++++ Input rows ++++

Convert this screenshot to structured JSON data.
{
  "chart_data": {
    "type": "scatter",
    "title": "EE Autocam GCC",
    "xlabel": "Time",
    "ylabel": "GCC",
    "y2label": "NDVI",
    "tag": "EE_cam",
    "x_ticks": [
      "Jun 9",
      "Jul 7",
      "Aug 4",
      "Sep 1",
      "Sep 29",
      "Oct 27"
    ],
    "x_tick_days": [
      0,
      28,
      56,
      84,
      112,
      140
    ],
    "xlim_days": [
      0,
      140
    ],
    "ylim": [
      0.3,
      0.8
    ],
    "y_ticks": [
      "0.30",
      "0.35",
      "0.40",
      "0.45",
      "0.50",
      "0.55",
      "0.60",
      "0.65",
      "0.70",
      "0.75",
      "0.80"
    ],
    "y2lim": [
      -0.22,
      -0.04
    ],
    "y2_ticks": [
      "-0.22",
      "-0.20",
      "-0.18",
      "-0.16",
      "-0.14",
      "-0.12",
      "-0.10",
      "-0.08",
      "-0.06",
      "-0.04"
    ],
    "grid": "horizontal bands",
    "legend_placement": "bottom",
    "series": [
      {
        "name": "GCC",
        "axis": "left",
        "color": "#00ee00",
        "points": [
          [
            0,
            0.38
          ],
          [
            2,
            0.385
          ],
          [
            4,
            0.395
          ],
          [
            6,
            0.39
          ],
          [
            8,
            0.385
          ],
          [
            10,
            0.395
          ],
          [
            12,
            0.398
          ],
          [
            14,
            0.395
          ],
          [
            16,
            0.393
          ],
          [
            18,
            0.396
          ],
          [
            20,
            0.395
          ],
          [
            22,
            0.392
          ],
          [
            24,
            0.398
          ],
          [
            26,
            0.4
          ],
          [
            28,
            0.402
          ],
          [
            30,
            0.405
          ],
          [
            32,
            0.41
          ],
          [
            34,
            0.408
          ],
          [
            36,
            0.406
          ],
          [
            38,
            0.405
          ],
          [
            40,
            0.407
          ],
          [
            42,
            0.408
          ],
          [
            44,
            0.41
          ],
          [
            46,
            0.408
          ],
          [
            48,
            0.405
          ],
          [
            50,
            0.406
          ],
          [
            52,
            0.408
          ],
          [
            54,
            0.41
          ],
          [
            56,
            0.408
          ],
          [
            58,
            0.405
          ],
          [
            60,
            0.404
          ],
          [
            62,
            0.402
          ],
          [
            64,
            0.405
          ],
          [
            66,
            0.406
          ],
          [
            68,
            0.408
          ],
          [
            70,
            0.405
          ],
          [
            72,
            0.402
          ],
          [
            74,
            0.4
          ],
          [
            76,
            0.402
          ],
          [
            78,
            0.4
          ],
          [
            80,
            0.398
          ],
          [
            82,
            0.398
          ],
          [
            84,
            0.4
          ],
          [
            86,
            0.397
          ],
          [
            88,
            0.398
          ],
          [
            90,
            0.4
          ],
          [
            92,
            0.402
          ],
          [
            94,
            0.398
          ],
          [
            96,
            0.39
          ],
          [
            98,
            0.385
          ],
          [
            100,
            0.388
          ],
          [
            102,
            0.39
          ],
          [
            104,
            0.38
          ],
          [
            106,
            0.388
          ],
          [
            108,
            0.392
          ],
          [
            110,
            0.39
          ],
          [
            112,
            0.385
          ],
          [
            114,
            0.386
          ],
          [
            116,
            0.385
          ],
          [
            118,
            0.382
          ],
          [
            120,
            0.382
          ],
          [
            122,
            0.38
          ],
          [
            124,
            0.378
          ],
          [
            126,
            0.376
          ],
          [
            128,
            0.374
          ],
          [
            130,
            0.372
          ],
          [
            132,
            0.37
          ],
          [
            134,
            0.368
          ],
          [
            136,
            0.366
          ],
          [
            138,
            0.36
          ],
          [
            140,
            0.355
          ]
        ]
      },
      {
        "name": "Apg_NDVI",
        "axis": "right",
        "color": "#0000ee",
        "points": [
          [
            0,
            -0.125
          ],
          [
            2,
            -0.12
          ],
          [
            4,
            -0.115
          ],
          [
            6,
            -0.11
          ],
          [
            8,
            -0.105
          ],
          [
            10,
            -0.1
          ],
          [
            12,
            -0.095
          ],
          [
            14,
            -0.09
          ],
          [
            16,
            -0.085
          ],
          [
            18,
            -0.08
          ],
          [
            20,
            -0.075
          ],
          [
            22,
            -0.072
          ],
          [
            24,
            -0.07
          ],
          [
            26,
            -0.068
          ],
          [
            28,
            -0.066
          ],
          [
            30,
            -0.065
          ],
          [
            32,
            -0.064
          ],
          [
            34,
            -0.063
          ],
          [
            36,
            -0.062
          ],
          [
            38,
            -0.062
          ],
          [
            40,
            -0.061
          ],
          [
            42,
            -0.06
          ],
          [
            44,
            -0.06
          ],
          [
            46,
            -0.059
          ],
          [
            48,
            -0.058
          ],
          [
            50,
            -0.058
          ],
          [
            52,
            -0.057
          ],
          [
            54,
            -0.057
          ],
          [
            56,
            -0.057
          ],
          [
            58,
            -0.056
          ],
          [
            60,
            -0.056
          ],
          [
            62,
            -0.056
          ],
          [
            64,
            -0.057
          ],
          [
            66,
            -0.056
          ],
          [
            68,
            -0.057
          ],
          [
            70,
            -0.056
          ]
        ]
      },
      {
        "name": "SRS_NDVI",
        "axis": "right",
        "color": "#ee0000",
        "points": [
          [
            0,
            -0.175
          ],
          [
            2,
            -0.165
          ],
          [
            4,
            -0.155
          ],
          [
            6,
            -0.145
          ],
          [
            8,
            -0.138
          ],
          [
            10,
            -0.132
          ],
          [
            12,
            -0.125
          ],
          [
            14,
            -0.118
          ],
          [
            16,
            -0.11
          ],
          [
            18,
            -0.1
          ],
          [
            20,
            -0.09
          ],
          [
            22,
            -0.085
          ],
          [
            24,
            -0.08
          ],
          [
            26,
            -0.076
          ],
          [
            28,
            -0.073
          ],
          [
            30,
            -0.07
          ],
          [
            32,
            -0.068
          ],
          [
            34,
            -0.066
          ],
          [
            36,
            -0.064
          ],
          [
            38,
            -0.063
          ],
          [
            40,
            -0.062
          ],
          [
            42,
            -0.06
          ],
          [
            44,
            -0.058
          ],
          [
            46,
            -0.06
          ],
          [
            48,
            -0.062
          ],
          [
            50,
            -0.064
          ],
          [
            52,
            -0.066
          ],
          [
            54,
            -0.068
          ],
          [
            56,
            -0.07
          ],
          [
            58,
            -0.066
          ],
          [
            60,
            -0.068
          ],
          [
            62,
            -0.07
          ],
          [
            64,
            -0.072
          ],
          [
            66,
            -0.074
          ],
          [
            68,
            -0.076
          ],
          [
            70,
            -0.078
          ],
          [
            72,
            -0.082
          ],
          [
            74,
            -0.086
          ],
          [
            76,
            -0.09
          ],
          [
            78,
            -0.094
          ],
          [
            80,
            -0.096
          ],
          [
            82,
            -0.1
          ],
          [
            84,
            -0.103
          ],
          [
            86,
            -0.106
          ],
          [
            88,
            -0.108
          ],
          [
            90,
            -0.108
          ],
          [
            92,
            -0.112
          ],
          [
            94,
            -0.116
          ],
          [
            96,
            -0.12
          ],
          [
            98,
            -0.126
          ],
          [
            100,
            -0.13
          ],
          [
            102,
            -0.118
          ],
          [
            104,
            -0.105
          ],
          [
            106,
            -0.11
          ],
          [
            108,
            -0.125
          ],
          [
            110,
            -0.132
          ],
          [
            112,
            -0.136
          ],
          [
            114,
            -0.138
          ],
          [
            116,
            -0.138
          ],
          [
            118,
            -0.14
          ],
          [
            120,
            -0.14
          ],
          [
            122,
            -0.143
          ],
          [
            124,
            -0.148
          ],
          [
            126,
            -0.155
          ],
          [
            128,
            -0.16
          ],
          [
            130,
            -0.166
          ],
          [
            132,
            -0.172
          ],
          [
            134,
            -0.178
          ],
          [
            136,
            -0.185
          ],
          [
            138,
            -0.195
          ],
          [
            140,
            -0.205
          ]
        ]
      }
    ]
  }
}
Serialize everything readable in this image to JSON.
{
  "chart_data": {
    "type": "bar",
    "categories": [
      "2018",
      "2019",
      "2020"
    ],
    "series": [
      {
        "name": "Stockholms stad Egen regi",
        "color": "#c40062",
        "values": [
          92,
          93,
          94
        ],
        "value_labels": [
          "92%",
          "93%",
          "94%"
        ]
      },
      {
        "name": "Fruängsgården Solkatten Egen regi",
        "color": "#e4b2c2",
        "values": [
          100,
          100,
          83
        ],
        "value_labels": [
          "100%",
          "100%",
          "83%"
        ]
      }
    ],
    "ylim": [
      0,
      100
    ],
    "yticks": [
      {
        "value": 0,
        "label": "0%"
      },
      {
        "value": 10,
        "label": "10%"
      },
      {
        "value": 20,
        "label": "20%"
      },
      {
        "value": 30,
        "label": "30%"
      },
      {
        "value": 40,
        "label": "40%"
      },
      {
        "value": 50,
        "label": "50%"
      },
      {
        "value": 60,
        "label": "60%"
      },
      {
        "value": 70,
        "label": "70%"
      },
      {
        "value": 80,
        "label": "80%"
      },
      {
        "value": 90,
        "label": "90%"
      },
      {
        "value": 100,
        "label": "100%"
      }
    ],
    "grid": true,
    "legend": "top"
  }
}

++++

The task: Return every line of the preceding records in which the word "JSON" appears.

Written response:
Convert this screenshot to structured JSON data.
Serialize everything readable in this image to JSON.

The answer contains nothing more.